● **Task**: Find each line with the word "EBITDA" in it, then give the total alone.

● **Supplied data**:
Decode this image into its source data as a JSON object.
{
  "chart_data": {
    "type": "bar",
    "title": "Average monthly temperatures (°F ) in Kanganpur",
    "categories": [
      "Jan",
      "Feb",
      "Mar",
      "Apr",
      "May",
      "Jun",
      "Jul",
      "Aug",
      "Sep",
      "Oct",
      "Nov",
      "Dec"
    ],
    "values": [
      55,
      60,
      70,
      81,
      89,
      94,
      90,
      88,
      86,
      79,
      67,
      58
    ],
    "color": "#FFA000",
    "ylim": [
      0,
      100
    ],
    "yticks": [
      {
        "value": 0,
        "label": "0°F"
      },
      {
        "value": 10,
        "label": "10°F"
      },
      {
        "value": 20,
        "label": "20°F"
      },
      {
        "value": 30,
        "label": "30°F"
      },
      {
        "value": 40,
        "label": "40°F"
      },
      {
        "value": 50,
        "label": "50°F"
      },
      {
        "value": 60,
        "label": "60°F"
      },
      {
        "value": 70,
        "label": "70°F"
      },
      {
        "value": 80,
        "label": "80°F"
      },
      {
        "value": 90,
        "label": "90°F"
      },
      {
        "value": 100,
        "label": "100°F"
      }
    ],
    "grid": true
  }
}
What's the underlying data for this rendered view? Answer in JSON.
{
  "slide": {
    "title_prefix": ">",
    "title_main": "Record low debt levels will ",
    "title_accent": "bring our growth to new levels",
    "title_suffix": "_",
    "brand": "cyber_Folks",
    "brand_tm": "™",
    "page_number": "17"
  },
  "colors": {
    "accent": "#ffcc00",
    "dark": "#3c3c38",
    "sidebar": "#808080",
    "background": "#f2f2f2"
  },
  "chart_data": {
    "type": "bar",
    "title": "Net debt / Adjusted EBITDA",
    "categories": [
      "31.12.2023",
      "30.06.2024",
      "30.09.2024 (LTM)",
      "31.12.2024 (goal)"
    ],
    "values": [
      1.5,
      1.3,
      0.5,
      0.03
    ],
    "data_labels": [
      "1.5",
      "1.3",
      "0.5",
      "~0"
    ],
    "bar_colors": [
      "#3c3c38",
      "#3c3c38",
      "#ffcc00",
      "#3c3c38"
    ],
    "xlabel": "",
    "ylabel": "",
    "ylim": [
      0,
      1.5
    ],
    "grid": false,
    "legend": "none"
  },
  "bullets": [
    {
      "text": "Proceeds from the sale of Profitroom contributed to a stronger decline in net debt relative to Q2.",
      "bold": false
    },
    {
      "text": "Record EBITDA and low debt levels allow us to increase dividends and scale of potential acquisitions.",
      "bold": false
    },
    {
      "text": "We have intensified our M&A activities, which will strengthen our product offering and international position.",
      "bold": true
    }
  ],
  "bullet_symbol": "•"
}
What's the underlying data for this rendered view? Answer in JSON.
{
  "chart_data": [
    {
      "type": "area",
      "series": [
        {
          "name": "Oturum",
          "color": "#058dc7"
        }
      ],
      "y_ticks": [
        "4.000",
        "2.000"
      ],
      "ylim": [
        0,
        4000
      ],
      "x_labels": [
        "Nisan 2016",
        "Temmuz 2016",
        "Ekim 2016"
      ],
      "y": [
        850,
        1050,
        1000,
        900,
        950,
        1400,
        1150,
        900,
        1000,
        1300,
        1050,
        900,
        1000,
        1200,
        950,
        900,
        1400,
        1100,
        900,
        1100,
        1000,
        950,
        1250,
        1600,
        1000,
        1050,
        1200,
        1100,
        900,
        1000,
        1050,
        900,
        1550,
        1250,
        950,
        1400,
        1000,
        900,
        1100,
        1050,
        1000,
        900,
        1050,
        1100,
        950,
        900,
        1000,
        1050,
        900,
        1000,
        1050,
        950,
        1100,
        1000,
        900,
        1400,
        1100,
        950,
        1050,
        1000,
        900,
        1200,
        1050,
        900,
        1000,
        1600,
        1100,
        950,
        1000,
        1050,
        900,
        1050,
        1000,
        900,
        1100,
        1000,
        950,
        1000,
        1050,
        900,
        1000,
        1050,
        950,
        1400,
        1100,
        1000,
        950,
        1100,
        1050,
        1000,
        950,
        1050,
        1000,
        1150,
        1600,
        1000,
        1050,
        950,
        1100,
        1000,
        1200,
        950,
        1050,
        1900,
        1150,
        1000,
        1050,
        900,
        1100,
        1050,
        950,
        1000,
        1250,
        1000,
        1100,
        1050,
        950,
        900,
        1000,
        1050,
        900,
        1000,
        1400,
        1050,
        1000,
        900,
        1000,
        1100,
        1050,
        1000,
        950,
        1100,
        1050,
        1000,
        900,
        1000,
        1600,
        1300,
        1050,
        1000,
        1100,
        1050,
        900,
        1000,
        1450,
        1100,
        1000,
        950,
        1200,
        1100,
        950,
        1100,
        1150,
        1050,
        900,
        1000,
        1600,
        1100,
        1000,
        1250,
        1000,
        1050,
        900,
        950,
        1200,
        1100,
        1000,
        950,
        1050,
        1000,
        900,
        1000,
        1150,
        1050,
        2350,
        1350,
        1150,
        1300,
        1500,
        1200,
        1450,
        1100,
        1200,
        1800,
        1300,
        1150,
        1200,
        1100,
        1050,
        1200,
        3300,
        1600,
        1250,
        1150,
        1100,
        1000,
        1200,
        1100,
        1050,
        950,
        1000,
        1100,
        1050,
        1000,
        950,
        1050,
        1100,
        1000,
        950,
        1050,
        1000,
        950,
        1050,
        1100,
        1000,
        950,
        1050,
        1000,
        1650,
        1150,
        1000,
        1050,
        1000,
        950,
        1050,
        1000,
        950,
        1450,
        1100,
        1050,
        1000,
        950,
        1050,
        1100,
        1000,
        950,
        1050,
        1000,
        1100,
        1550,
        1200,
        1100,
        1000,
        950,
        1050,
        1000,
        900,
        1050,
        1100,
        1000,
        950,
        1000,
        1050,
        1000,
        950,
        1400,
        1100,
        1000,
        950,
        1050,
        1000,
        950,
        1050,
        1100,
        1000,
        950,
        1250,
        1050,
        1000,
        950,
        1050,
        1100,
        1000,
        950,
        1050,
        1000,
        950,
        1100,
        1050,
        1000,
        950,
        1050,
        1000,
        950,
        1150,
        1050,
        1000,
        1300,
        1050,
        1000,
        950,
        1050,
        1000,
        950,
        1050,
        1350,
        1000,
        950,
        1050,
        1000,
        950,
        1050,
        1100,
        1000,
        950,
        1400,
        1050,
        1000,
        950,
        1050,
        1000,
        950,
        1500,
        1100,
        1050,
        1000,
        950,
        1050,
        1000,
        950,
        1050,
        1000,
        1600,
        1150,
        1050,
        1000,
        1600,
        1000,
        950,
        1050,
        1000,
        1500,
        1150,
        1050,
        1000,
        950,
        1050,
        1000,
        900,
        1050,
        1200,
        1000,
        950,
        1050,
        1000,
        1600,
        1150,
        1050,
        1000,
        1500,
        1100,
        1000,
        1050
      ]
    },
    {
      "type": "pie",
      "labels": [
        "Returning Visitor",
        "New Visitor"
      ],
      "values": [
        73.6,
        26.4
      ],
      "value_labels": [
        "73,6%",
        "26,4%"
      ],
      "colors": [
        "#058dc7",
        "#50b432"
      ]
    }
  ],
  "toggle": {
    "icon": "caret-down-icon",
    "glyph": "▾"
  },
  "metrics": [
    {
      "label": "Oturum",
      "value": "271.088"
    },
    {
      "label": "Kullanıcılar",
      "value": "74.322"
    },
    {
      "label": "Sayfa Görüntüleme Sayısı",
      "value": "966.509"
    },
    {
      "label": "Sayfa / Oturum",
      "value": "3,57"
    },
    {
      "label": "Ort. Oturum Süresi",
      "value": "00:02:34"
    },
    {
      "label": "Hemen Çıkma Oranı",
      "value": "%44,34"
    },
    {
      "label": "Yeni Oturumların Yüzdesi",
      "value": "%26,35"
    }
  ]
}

● **Exercise answer**: 2